- _TO BE DONE_
Transcribe each record below word for word.

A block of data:

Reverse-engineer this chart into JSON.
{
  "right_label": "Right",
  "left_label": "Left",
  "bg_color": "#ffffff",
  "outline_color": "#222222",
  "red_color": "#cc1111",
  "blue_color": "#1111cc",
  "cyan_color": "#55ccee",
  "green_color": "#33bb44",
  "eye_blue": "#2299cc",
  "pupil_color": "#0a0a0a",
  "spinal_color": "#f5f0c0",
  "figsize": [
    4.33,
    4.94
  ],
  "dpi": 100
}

- _WRITTEN ANSWER_
Reverse-engineer this chart into JSON.
{
  "right_label": "Right",
  "left_label": "Left",
  "bg_color": "#ffffff",
  "outline_color": "#222222",
  "red_color": "#cc1111",
  "blue_color": "#1111cc",
  "cyan_color": "#55ccee",
  "green_color": "#33bb44",
  "eye_blue": "#2299cc",
  "pupil_color": "#0a0a0a",
  "spinal_color": "#f5f0c0",
  "figsize": [
    4.33,
    4.94
  ],
  "dpi": 100
}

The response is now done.